- EXERCISE:
Give every entry again, word for word and in full.

- MATERIAL FOR THIS EXERCISE:
----

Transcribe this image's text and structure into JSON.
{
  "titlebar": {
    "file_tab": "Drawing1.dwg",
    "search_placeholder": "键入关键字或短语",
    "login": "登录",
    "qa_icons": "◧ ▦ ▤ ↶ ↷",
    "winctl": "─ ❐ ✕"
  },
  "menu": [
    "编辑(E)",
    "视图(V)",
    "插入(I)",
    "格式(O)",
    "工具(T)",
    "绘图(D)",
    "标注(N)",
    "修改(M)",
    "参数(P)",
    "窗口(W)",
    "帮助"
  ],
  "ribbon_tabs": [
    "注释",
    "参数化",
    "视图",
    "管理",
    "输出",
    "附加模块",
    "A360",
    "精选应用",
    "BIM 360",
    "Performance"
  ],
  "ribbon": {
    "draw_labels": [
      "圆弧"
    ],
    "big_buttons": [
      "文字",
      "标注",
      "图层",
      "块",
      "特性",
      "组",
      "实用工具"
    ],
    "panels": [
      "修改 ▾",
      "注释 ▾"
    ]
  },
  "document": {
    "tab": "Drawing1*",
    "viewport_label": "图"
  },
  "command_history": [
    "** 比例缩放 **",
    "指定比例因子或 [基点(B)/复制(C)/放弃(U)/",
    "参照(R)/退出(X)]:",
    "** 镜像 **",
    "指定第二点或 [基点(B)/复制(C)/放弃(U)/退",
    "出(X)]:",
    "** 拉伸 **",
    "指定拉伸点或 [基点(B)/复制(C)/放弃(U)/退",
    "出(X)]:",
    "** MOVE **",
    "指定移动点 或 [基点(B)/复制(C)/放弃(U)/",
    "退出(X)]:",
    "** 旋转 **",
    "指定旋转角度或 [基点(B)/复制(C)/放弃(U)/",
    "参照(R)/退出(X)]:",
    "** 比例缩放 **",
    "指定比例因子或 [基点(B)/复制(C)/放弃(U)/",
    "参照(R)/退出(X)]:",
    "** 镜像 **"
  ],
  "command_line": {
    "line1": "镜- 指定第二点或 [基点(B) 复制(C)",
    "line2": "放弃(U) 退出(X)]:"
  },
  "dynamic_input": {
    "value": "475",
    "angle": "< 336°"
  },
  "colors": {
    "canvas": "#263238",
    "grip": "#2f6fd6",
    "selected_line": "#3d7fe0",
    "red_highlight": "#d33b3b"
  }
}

----

- COMPLETED TASK:
Transcribe this image's text and structure into JSON.
{
  "titlebar": {
    "file_tab": "Drawing1.dwg",
    "search_placeholder": "键入关键字或短语",
    "login": "登录",
    "qa_icons": "◧ ▦ ▤ ↶ ↷",
    "winctl": "─ ❐ ✕"
  },
  "menu": [
    "编辑(E)",
    "视图(V)",
    "插入(I)",
    "格式(O)",
    "工具(T)",
    "绘图(D)",
    "标注(N)",
    "修改(M)",
    "参数(P)",
    "窗口(W)",
    "帮助"
  ],
  "ribbon_tabs": [
    "注释",
    "参数化",
    "视图",
    "管理",
    "输出",
    "附加模块",
    "A360",
    "精选应用",
    "BIM 360",
    "Performance"
  ],
  "ribbon": {
    "draw_labels": [
      "圆弧"
    ],
    "big_buttons": [
      "文字",
      "标注",
      "图层",
      "块",
      "特性",
      "组",
      "实用工具"
    ],
    "panels": [
      "修改 ▾",
      "注释 ▾"
    ]
  },
  "document": {
    "tab": "Drawing1*",
    "viewport_label": "图"
  },
  "command_history": [
    "** 比例缩放 **",
    "指定比例因子或 [基点(B)/复制(C)/放弃(U)/",
    "参照(R)/退出(X)]:",
    "** 镜像 **",
    "指定第二点或 [基点(B)/复制(C)/放弃(U)/退",
    "出(X)]:",
    "** 拉伸 **",
    "指定拉伸点或 [基点(B)/复制(C)/放弃(U)/退",
    "出(X)]:",
    "** MOVE **",
    "指定移动点 或 [基点(B)/复制(C)/放弃(U)/",
    "退出(X)]:",
    "** 旋转 **",
    "指定旋转角度或 [基点(B)/复制(C)/放弃(U)/",
    "参照(R)/退出(X)]:",
    "** 比例缩放 **",
    "指定比例因子或 [基点(B)/复制(C)/放弃(U)/",
    "参照(R)/退出(X)]:",
    "** 镜像 **"
  ],
  "command_line": {
    "line1": "镜- 指定第二点或 [基点(B) 复制(C)",
    "line2": "放弃(U) 退出(X)]:"
  },
  "dynamic_input": {
    "value": "475",
    "angle": "< 336°"
  },
  "colors": {
    "canvas": "#263238",
    "grip": "#2f6fd6",
    "selected_line": "#3d7fe0",
    "red_highlight": "#d33b3b"
  }
}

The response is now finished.